#### [Brief]
How many of the lines below hold the word "this"? Answer only with the number.

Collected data
===

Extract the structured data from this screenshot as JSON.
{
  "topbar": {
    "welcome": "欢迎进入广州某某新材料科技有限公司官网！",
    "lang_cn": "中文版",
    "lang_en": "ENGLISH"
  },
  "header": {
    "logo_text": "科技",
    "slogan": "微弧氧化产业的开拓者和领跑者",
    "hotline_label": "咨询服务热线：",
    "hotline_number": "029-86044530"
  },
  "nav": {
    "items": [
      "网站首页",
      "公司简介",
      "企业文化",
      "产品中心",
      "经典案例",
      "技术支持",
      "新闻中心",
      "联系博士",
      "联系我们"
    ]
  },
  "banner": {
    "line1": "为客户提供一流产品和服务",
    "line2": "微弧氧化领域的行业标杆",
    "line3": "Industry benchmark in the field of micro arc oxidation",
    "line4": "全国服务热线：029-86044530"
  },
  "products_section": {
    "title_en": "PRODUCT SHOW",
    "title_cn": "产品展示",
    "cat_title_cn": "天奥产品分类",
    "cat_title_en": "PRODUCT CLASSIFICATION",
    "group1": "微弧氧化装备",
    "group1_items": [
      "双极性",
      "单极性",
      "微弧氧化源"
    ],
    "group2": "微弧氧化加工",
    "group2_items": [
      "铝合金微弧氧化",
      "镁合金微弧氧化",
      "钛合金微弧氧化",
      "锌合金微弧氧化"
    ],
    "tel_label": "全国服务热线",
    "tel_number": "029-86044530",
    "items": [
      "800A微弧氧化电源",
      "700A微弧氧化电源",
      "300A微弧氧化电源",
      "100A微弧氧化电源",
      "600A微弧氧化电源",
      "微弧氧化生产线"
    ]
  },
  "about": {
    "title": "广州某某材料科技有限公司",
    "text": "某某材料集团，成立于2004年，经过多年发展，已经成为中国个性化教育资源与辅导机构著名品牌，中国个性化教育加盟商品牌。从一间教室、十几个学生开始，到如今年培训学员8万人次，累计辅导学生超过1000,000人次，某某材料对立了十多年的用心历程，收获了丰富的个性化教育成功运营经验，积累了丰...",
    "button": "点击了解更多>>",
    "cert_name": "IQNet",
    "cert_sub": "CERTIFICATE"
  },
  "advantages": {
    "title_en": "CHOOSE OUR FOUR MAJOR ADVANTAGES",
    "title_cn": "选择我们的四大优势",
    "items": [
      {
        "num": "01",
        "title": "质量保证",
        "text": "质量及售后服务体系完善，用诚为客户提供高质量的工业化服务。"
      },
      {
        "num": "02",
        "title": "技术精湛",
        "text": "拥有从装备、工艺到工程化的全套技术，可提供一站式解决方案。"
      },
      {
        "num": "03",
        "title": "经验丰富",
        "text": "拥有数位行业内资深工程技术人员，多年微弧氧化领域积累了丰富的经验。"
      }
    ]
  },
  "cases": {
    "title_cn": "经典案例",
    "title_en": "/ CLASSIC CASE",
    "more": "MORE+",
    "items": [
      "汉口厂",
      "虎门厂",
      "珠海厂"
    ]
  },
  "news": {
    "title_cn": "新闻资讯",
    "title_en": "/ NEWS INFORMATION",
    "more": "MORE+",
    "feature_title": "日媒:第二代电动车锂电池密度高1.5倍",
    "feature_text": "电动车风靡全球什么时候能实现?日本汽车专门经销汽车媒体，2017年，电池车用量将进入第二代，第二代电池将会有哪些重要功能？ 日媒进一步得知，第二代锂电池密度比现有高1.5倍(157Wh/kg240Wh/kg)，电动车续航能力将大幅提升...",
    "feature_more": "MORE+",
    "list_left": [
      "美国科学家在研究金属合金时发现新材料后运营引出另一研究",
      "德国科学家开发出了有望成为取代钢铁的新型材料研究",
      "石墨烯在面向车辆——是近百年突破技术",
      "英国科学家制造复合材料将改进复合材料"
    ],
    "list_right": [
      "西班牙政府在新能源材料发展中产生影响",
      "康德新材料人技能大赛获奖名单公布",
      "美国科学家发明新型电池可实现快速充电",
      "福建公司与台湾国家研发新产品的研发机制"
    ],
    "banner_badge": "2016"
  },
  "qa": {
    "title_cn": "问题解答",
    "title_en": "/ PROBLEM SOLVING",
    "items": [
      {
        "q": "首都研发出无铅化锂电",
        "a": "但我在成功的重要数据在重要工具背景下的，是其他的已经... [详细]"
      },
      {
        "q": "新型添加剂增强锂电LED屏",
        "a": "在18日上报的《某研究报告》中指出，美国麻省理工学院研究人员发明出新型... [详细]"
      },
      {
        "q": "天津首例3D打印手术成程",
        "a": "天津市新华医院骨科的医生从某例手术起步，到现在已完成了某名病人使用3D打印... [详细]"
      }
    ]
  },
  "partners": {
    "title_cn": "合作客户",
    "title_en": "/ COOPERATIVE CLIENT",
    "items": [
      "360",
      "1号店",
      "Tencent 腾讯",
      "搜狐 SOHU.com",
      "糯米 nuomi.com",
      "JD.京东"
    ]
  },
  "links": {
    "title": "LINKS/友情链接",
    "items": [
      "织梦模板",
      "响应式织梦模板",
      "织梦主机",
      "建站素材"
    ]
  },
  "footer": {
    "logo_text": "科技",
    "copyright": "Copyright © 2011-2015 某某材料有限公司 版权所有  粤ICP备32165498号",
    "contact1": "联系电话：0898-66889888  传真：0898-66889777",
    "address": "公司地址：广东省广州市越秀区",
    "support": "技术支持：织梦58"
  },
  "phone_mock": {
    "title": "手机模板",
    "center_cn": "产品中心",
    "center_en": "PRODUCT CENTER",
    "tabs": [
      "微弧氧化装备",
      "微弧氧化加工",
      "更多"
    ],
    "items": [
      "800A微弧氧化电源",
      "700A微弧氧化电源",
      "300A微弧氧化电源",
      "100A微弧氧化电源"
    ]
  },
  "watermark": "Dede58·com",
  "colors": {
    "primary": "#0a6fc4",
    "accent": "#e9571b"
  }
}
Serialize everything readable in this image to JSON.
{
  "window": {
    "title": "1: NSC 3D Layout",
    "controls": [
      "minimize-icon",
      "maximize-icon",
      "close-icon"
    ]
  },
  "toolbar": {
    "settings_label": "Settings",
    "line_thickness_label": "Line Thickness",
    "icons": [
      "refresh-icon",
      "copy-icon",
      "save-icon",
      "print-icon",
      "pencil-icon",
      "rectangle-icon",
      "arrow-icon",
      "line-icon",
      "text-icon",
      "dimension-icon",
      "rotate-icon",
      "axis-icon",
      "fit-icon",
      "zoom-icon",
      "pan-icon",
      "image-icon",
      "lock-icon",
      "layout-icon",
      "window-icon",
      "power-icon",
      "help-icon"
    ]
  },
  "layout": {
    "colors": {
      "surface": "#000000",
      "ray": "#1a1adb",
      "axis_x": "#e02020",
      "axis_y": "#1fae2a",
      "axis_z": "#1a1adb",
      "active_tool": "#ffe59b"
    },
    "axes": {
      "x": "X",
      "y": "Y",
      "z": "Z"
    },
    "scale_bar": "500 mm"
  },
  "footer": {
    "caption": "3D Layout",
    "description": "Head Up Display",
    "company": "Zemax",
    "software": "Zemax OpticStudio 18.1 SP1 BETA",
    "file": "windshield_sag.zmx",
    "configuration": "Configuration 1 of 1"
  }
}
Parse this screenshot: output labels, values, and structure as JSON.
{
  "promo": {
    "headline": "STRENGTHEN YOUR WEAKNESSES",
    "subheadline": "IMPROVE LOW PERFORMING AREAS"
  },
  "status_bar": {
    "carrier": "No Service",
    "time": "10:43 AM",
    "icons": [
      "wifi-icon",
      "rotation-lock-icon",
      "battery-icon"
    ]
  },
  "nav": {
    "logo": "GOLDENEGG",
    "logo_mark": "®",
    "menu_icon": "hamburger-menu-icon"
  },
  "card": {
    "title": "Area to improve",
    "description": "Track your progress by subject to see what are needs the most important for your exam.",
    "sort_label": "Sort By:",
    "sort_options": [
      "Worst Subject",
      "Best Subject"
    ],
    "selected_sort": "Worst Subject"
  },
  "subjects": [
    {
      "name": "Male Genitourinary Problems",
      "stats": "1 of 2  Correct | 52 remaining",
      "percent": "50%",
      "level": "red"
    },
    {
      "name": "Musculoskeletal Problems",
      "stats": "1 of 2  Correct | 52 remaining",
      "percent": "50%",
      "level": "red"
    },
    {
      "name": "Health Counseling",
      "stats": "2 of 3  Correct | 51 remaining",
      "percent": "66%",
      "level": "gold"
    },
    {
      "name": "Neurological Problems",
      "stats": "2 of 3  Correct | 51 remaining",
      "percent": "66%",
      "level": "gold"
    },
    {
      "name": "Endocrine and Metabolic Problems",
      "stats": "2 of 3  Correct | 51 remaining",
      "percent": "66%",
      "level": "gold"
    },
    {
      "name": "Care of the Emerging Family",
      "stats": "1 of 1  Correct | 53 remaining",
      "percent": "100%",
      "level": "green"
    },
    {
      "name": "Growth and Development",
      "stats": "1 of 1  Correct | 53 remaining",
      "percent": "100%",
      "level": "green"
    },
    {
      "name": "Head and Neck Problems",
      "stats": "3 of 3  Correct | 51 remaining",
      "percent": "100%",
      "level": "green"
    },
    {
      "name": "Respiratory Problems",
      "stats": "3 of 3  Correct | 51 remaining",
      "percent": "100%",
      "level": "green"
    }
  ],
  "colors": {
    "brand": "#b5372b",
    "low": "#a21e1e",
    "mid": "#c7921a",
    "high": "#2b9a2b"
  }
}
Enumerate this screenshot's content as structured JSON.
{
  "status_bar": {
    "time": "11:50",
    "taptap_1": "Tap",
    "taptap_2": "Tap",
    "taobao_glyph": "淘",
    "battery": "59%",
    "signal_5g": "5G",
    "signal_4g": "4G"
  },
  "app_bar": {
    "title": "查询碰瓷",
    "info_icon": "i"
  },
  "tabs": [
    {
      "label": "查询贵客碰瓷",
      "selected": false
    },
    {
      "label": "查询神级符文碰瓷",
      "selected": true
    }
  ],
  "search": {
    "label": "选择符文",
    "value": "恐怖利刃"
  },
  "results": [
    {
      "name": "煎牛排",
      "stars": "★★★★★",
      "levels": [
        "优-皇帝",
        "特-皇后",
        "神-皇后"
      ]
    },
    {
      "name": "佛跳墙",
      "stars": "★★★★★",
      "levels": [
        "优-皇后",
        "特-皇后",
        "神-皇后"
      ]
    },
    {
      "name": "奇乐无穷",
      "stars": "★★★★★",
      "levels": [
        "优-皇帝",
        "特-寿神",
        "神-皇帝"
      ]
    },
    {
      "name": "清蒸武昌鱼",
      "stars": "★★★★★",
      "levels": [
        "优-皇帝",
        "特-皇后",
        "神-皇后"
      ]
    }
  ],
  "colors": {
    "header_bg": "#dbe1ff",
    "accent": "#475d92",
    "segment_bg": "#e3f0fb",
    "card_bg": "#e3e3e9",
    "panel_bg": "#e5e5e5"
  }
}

===

#### [Response to the task]
4